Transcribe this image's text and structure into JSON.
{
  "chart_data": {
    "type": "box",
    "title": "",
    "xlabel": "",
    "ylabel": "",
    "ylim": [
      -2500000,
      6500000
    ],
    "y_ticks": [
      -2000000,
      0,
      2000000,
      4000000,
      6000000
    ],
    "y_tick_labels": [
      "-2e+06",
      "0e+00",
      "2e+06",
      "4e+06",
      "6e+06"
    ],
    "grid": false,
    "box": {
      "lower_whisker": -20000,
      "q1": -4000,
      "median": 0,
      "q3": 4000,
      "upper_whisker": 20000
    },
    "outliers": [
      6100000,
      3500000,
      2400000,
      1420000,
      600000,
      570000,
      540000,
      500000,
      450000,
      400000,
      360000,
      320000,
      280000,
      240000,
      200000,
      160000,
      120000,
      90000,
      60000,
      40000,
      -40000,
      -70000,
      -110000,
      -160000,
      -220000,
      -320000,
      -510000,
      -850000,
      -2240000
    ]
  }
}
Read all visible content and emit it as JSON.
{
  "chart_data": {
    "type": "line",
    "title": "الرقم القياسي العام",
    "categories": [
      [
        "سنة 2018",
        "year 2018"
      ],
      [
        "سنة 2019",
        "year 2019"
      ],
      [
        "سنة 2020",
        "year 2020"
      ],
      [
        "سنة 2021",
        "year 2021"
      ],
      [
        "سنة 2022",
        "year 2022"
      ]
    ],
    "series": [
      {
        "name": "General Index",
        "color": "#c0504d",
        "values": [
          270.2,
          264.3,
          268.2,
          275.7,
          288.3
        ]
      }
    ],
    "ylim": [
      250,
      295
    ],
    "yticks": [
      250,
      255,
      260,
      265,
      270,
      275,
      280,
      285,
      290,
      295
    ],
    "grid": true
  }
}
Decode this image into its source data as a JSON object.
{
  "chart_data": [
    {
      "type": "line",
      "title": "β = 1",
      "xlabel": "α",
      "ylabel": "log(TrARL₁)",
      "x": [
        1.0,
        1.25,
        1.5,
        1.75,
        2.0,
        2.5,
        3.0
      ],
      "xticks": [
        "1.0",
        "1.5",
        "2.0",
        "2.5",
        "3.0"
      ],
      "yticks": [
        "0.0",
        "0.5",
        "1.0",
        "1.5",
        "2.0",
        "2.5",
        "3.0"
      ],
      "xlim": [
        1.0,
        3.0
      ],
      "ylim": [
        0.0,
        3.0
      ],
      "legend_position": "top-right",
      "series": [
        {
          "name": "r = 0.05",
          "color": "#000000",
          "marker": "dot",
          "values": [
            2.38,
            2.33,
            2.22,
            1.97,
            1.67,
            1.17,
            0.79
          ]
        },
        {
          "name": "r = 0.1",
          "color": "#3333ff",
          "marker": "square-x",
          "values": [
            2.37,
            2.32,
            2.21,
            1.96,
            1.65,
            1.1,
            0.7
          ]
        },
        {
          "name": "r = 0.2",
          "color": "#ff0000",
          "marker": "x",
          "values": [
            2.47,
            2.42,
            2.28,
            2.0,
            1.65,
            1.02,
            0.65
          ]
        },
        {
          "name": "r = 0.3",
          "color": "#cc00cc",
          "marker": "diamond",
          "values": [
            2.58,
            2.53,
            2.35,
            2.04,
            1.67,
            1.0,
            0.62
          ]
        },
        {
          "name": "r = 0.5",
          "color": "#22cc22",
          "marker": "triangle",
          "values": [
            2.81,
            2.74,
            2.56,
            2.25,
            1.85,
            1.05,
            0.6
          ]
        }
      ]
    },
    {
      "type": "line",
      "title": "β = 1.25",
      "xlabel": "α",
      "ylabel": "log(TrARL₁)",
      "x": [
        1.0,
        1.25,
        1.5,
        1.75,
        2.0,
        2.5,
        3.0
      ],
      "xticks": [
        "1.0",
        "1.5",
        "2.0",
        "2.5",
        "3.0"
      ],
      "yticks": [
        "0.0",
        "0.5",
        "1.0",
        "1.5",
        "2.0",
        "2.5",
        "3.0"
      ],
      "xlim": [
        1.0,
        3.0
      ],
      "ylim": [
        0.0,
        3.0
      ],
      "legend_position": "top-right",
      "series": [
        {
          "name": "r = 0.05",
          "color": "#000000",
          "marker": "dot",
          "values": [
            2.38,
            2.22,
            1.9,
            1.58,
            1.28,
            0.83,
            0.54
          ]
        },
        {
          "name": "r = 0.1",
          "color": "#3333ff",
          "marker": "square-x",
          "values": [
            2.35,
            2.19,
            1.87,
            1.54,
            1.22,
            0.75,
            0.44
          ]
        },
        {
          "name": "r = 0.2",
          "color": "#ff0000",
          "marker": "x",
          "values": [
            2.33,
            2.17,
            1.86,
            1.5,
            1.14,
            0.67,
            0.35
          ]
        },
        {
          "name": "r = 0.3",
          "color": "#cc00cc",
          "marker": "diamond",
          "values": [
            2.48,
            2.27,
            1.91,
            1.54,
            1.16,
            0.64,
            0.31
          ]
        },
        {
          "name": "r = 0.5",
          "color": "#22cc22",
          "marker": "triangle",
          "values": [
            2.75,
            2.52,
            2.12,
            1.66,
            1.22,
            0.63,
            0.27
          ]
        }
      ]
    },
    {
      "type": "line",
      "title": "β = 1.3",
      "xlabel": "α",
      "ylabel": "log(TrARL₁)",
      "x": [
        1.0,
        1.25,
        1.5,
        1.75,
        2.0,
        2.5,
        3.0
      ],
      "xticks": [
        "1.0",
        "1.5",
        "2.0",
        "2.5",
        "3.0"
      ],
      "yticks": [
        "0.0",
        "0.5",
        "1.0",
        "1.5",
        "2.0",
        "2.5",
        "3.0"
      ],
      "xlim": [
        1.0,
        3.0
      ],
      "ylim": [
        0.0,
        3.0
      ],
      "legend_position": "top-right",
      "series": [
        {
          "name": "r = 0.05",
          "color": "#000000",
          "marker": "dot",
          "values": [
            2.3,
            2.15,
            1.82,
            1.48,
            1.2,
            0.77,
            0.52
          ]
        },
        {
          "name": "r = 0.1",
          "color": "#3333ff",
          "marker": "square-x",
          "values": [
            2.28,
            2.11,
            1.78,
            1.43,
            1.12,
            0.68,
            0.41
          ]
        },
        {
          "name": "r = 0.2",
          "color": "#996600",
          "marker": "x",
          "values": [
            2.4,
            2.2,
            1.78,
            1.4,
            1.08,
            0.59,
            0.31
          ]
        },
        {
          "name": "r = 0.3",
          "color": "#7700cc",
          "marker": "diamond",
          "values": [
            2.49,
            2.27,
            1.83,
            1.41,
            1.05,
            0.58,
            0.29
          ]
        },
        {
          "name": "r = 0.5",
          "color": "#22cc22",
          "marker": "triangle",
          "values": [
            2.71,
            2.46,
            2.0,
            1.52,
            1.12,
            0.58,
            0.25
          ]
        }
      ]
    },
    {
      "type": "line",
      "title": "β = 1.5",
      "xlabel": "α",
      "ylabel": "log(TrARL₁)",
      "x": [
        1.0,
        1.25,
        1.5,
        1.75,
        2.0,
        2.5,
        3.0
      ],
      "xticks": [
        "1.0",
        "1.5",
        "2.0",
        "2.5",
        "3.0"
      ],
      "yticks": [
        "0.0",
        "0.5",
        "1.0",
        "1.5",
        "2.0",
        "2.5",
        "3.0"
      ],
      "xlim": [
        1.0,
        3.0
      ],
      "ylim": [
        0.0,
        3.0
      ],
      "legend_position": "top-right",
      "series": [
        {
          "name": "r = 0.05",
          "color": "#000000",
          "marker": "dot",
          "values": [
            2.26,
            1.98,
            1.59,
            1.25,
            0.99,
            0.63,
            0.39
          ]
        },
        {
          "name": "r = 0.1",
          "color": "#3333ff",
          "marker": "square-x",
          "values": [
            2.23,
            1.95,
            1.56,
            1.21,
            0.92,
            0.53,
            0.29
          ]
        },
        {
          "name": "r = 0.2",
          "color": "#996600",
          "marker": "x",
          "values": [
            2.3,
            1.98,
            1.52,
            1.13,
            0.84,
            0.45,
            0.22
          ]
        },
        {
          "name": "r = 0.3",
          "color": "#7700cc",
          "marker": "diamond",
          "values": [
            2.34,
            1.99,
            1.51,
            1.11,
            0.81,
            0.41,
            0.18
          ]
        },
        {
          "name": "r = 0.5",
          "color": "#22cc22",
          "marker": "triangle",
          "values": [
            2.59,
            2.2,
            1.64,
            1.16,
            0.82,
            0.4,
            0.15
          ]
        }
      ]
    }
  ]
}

________

EXERCISE GOAL: In the entries above, find lines with "this" and copy each.

SOLUTION TO THE EXERCISE:
Transcribe this image's text and structure into JSON.
Decode this image into its source data as a JSON object.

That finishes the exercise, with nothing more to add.